What you will do
Scan the entries below and report only how many lines contain "color".

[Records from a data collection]
========================================
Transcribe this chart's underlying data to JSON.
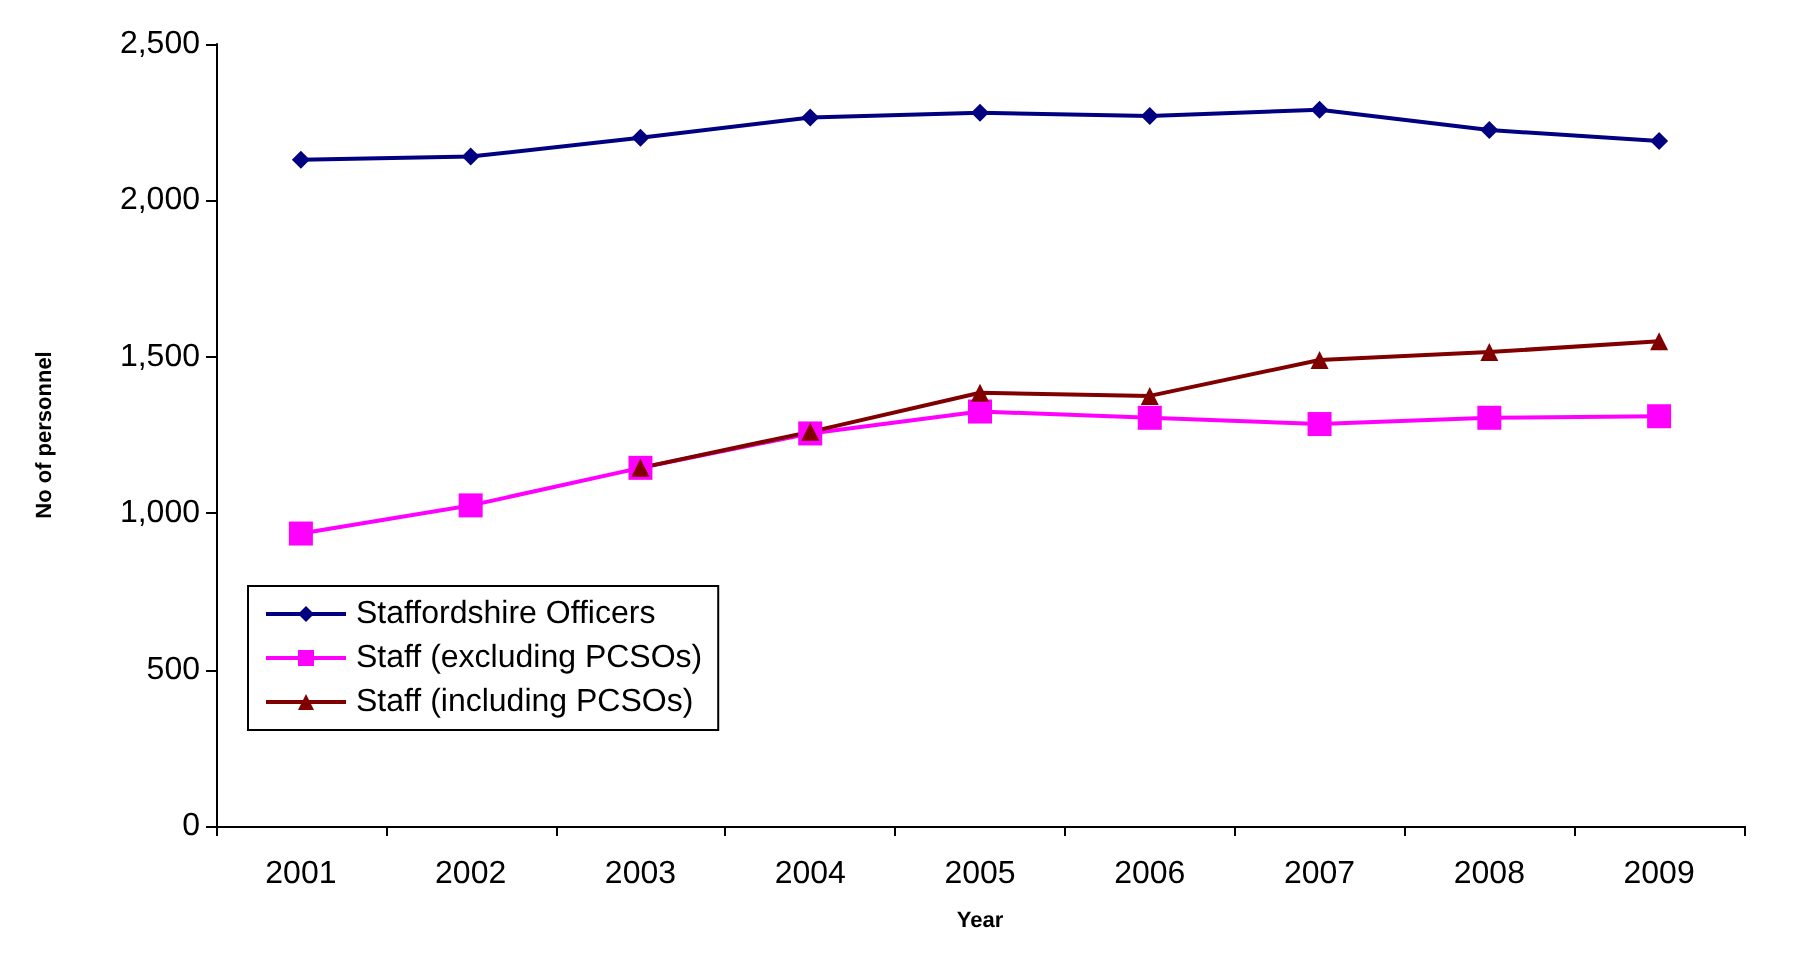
{
  "chart_data": {
    "type": "line",
    "xlabel": "Year",
    "ylabel": "No of personnel",
    "categories": [
      "2001",
      "2002",
      "2003",
      "2004",
      "2005",
      "2006",
      "2007",
      "2008",
      "2009"
    ],
    "series": [
      {
        "name": "Staffordshire Officers",
        "color": "#000080",
        "marker": "diamond",
        "values": [
          2130,
          2140,
          2200,
          2265,
          2280,
          2270,
          2290,
          2225,
          2190
        ]
      },
      {
        "name": "Staff (excluding PCSOs)",
        "color": "#ff00ff",
        "marker": "square",
        "values": [
          935,
          1025,
          1145,
          1255,
          1325,
          1305,
          1285,
          1305,
          1310
        ]
      },
      {
        "name": "Staff (including PCSOs)",
        "color": "#800000",
        "marker": "triangle",
        "values": [
          null,
          null,
          1145,
          1260,
          1385,
          1375,
          1490,
          1515,
          1550
        ]
      }
    ],
    "ylim": [
      0,
      2500
    ],
    "yticks": [
      0,
      {
        "value": 500,
        "label": "500"
      },
      {
        "value": 1000,
        "label": "1,000"
      },
      {
        "value": 1500,
        "label": "1,500"
      },
      {
        "value": 2000,
        "label": "2,000"
      },
      {
        "value": 2500,
        "label": "2,500"
      }
    ],
    "grid": false,
    "legend": "left",
    "line_style": "solid"
  }
}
========================================
Solved exercise
3